◆ Input:
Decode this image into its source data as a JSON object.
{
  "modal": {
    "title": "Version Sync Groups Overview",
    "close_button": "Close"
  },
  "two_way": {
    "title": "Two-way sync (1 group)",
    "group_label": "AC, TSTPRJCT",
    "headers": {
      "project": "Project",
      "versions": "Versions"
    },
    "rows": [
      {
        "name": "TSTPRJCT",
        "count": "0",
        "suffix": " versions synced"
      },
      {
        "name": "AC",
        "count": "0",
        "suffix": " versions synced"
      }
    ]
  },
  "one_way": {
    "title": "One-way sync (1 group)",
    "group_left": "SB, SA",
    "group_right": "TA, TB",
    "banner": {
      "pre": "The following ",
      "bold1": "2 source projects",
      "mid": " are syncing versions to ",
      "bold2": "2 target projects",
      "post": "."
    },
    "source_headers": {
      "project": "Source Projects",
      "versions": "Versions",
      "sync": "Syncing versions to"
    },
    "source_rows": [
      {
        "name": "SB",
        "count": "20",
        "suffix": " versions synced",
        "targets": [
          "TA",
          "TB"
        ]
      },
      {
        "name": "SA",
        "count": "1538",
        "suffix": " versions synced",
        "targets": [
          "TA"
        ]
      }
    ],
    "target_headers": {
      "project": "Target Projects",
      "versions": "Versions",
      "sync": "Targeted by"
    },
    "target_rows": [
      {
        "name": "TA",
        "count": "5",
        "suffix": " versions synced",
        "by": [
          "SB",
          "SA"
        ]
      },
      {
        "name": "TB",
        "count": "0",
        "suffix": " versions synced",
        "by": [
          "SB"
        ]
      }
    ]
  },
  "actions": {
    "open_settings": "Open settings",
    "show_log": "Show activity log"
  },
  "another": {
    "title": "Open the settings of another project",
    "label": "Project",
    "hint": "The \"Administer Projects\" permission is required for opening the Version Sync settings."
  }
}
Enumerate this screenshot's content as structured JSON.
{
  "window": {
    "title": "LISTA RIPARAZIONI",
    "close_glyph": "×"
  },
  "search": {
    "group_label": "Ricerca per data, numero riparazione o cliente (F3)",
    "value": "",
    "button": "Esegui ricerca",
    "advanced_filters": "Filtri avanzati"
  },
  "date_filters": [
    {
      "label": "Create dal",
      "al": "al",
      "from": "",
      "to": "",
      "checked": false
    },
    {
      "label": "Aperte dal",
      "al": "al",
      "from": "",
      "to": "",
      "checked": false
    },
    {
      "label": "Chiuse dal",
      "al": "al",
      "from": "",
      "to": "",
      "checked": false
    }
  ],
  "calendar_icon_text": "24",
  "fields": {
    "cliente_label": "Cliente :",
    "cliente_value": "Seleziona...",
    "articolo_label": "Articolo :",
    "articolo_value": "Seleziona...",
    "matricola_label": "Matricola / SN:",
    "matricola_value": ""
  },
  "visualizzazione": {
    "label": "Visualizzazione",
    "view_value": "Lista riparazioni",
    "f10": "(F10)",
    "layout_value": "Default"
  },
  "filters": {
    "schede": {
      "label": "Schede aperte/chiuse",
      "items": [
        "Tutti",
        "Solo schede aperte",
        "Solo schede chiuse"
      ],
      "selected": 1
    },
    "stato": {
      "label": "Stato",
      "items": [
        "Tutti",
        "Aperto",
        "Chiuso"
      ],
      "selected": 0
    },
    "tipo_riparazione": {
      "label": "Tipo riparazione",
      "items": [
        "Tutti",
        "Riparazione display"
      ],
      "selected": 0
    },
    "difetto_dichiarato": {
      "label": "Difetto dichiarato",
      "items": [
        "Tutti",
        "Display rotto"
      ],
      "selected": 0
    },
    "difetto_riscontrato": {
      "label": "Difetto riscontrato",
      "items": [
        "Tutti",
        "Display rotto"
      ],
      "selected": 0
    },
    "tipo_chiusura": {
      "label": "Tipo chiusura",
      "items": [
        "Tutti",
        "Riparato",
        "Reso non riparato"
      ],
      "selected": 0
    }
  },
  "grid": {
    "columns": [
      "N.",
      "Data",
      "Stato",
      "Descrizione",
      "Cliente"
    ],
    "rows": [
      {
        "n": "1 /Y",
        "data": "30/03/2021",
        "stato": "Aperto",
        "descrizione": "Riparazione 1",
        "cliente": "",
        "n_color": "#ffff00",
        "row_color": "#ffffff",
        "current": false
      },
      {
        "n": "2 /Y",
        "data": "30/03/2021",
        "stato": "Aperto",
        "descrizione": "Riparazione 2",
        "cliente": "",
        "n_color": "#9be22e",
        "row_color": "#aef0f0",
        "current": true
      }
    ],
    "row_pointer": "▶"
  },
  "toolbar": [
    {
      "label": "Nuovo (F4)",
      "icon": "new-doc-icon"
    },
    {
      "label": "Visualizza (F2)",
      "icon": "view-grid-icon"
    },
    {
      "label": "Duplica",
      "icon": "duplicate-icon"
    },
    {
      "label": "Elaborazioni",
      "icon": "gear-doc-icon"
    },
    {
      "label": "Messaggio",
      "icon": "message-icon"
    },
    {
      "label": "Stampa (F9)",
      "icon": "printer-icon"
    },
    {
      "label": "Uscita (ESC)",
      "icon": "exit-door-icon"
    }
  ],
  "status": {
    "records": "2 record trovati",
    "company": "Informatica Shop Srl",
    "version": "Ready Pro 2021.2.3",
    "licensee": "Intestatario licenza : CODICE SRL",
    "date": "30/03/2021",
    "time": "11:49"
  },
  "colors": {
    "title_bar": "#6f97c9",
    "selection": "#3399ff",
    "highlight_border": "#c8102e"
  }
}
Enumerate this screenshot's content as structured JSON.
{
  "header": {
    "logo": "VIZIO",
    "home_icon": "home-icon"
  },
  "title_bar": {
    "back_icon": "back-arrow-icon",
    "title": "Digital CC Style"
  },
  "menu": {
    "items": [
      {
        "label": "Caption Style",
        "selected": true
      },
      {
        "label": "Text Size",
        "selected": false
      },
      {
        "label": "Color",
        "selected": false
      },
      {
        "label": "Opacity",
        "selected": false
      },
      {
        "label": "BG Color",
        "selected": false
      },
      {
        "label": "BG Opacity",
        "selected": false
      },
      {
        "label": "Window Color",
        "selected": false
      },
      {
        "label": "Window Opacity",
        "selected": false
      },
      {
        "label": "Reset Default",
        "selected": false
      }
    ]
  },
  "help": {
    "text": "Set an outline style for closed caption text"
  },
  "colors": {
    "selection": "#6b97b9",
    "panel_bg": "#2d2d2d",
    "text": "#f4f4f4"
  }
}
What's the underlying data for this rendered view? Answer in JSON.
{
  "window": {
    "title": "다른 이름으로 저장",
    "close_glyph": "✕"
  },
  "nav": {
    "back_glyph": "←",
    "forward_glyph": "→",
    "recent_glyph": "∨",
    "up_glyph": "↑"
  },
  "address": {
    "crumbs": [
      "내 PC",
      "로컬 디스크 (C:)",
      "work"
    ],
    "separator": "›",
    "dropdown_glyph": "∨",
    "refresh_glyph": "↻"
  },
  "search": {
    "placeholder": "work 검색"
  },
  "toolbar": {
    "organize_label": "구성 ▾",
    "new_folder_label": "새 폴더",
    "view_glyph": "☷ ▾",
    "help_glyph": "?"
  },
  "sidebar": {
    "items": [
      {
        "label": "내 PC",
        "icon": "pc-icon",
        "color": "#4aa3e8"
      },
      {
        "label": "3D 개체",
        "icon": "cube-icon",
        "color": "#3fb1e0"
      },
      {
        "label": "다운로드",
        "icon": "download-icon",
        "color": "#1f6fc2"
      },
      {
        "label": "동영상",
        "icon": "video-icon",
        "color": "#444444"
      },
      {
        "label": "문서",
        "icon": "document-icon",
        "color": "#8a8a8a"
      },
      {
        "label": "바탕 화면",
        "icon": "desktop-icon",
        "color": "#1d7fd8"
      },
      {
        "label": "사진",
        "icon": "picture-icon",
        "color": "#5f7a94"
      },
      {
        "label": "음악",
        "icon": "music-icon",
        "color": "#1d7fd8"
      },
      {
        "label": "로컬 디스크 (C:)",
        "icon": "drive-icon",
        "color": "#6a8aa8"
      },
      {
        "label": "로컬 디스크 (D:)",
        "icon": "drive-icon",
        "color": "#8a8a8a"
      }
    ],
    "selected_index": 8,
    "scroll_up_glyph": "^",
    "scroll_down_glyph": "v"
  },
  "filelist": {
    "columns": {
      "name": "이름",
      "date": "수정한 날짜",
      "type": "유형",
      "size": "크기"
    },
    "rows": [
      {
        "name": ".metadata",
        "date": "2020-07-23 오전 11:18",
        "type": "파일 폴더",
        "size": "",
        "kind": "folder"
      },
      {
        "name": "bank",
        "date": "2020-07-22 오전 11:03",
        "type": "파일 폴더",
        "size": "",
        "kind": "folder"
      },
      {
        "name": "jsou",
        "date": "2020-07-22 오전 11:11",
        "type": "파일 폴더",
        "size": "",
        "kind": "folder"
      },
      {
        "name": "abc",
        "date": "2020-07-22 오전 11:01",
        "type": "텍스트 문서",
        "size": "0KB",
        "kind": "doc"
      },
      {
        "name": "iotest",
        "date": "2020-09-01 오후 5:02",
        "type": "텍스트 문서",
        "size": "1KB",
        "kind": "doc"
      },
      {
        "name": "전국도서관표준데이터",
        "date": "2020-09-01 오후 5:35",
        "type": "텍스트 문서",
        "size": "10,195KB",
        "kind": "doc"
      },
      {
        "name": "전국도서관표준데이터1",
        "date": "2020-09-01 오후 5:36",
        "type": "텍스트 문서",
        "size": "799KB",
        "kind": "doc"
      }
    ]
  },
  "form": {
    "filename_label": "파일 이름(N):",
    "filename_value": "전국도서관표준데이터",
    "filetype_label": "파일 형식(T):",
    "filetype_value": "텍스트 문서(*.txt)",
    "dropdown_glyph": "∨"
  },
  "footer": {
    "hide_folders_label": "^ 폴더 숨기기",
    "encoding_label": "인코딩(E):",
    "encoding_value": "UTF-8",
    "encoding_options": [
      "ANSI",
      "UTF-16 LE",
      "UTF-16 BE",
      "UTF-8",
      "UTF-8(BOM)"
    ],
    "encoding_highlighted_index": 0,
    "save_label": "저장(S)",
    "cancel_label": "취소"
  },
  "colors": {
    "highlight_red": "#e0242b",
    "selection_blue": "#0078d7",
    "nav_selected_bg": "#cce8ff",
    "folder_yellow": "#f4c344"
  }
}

◆ Task statement:
Using the entries above, tally how many lines have the word "Seleziona" in them; write the number and nothing more.

◆ Complete response:
2